### CHALLENGE
Write out the records word for word, with no pictures.

### DATA IN THIS EXERCISE
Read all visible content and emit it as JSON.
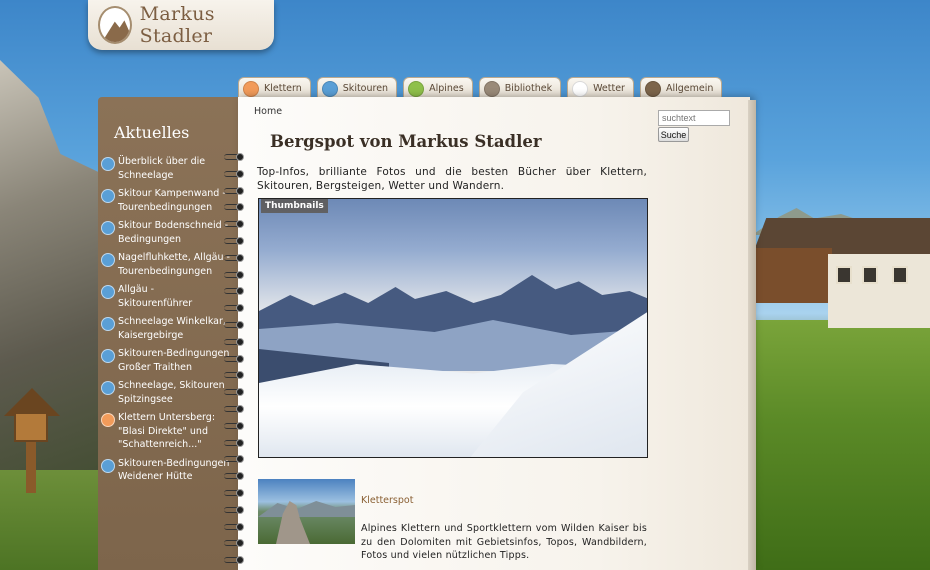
{
  "logo": {
    "text": "Markus Stadler"
  },
  "nav": {
    "tabs": [
      {
        "label": "Klettern",
        "icon": "climbing-icon",
        "color": "#f29b5a"
      },
      {
        "label": "Skitouren",
        "icon": "skitour-icon",
        "color": "#5a9fd6"
      },
      {
        "label": "Alpines",
        "icon": "alpine-icon",
        "color": "#8fc04a"
      },
      {
        "label": "Bibliothek",
        "icon": "library-icon",
        "color": "#9a8a78"
      },
      {
        "label": "Wetter",
        "icon": "weather-icon",
        "color": "#ffffff"
      },
      {
        "label": "Allgemein",
        "icon": "general-icon",
        "color": "#7d654b"
      }
    ]
  },
  "sidebar": {
    "title": "Aktuelles",
    "items": [
      {
        "label": "Überblick über die Schneelage",
        "icon": "skitour-icon",
        "color": "#5a9fd6"
      },
      {
        "label": "Skitour Kampenwand - Tourenbedingungen",
        "icon": "skitour-icon",
        "color": "#5a9fd6"
      },
      {
        "label": "Skitour Bodenschneid - Bedingungen",
        "icon": "skitour-icon",
        "color": "#5a9fd6"
      },
      {
        "label": "Nagelfluhkette, Allgäu - Tourenbedingungen",
        "icon": "skitour-icon",
        "color": "#5a9fd6"
      },
      {
        "label": "Allgäu - Skitourenführer",
        "icon": "skitour-icon",
        "color": "#5a9fd6"
      },
      {
        "label": "Schneelage Winkelkar, Kaisergebirge",
        "icon": "skitour-icon",
        "color": "#5a9fd6"
      },
      {
        "label": "Skitouren-Bedingungen Großer Traithen",
        "icon": "skitour-icon",
        "color": "#5a9fd6"
      },
      {
        "label": "Schneelage, Skitouren Spitzingsee",
        "icon": "skitour-icon",
        "color": "#5a9fd6"
      },
      {
        "label": "Klettern Untersberg: \"Blasi Direkte\" und \"Schattenreich...\"",
        "icon": "climbing-icon",
        "color": "#f29b5a"
      },
      {
        "label": "Skitouren-Bedingungen Weidener Hütte",
        "icon": "skitour-icon",
        "color": "#5a9fd6"
      }
    ]
  },
  "breadcrumb": "Home",
  "search": {
    "placeholder": "suchtext",
    "button": "Suche"
  },
  "main": {
    "title": "Bergspot von Markus Stadler",
    "intro": "Top-Infos, brilliante Fotos und die besten Bücher über Klettern, Skitouren, Bergsteigen, Wetter und Wandern.",
    "hero_tag": "Thumbnails",
    "teaser": {
      "title": "Kletterspot",
      "text": "Alpines Klettern und Sportklettern vom Wilden Kaiser bis zu den Dolomiten mit Gebietsinfos, Topos, Wandbildern, Fotos und vielen nützlichen Tipps."
    }
  }
}
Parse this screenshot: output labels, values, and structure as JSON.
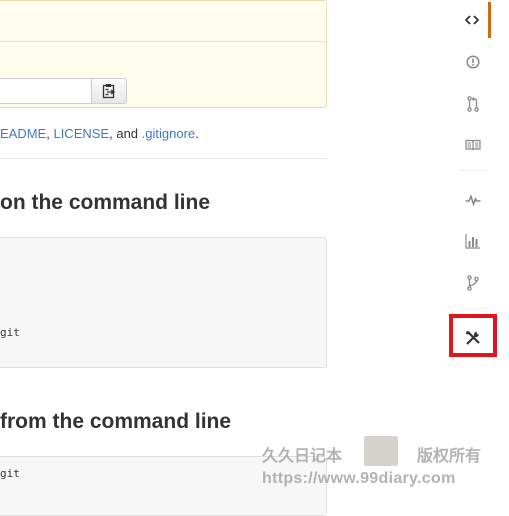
{
  "readme_line": {
    "readme": "EADME",
    "license": "LICENSE",
    "and": "and",
    "gitignore": ".gitignore"
  },
  "sections": {
    "create_heading": "on the command line",
    "push_heading": "from the command line"
  },
  "code": {
    "create_last_line": "git",
    "push_first_line": "git"
  },
  "repo_nav": {
    "items": [
      {
        "icon": "code-icon",
        "selected": true
      },
      {
        "icon": "issue-opened-icon",
        "selected": false
      },
      {
        "icon": "git-pull-request-icon",
        "selected": false
      },
      {
        "icon": "book-icon",
        "selected": false
      },
      {
        "icon": "pulse-icon",
        "selected": false
      },
      {
        "icon": "graph-icon",
        "selected": false
      },
      {
        "icon": "git-branch-icon",
        "selected": false
      },
      {
        "icon": "tools-icon",
        "selected": false
      }
    ]
  },
  "colors": {
    "link": "#4078c0",
    "selected_accent": "#d26911",
    "highlight": "#e0161d",
    "setup_background": "#fffdee"
  },
  "watermark": {
    "left_text": "久久日记本",
    "right_text": "版权所有",
    "url": "https://www.99diary.com"
  }
}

### RESPONSE TO THIS EXERCISE
Read all visible content and emit it as JSON.
{
  "logo": {
    "text": "Markus Stadler"
  },
  "nav": {
    "tabs": [
      {
        "label": "Klettern",
        "icon": "climbing-icon",
        "color": "#f29b5a"
      },
      {
        "label": "Skitouren",
        "icon": "skitour-icon",
        "color": "#5a9fd6"
      },
      {
        "label": "Alpines",
        "icon": "alpine-icon",
        "color": "#8fc04a"
      },
      {
        "label": "Bibliothek",
        "icon": "library-icon",
        "color": "#9a8a78"
      },
      {
        "label": "Wetter",
        "icon": "weather-icon",
        "color": "#ffffff"
      },
      {
        "label": "Allgemein",
        "icon": "general-icon",
        "color": "#7d654b"
      }
    ]
  },
  "sidebar": {
    "title": "Aktuelles",
    "items": [
      {
        "label": "Überblick über die Schneelage",
        "icon": "skitour-icon",
        "color": "#5a9fd6"
      },
      {
        "label": "Skitour Kampenwand - Tourenbedingungen",
        "icon": "skitour-icon",
        "color": "#5a9fd6"
      },
      {
        "label": "Skitour Bodenschneid - Bedingungen",
        "icon": "skitour-icon",
        "color": "#5a9fd6"
      },
      {
        "label": "Nagelfluhkette, Allgäu - Tourenbedingungen",
        "icon": "skitour-icon",
        "color": "#5a9fd6"
      },
      {
        "label": "Allgäu - Skitourenführer",
        "icon": "skitour-icon",
        "color": "#5a9fd6"
      },
      {
        "label": "Schneelage Winkelkar, Kaisergebirge",
        "icon": "skitour-icon",
        "color": "#5a9fd6"
      },
      {
        "label": "Skitouren-Bedingungen Großer Traithen",
        "icon": "skitour-icon",
        "color": "#5a9fd6"
      },
      {
        "label": "Schneelage, Skitouren Spitzingsee",
        "icon": "skitour-icon",
        "color": "#5a9fd6"
      },
      {
        "label": "Klettern Untersberg: \"Blasi Direkte\" und \"Schattenreich...\"",
        "icon": "climbing-icon",
        "color": "#f29b5a"
      },
      {
        "label": "Skitouren-Bedingungen Weidener Hütte",
        "icon": "skitour-icon",
        "color": "#5a9fd6"
      }
    ]
  },
  "breadcrumb": "Home",
  "search": {
    "placeholder": "suchtext",
    "button": "Suche"
  },
  "main": {
    "title": "Bergspot von Markus Stadler",
    "intro": "Top-Infos, brilliante Fotos und die besten Bücher über Klettern, Skitouren, Bergsteigen, Wetter und Wandern.",
    "hero_tag": "Thumbnails",
    "teaser": {
      "title": "Kletterspot",
      "text": "Alpines Klettern und Sportklettern vom Wilden Kaiser bis zu den Dolomiten mit Gebietsinfos, Topos, Wandbildern, Fotos und vielen nützlichen Tipps."
    }
  }
}
Parse this screenshot: output labels, values, and structure as JSON.
{
  "readme_line": {
    "readme": "EADME",
    "license": "LICENSE",
    "and": "and",
    "gitignore": ".gitignore"
  },
  "sections": {
    "create_heading": "on the command line",
    "push_heading": "from the command line"
  },
  "code": {
    "create_last_line": "git",
    "push_first_line": "git"
  },
  "repo_nav": {
    "items": [
      {
        "icon": "code-icon",
        "selected": true
      },
      {
        "icon": "issue-opened-icon",
        "selected": false
      },
      {
        "icon": "git-pull-request-icon",
        "selected": false
      },
      {
        "icon": "book-icon",
        "selected": false
      },
      {
        "icon": "pulse-icon",
        "selected": false
      },
      {
        "icon": "graph-icon",
        "selected": false
      },
      {
        "icon": "git-branch-icon",
        "selected": false
      },
      {
        "icon": "tools-icon",
        "selected": false
      }
    ]
  },
  "colors": {
    "link": "#4078c0",
    "selected_accent": "#d26911",
    "highlight": "#e0161d",
    "setup_background": "#fffdee"
  },
  "watermark": {
    "left_text": "久久日记本",
    "right_text": "版权所有",
    "url": "https://www.99diary.com"
  }
}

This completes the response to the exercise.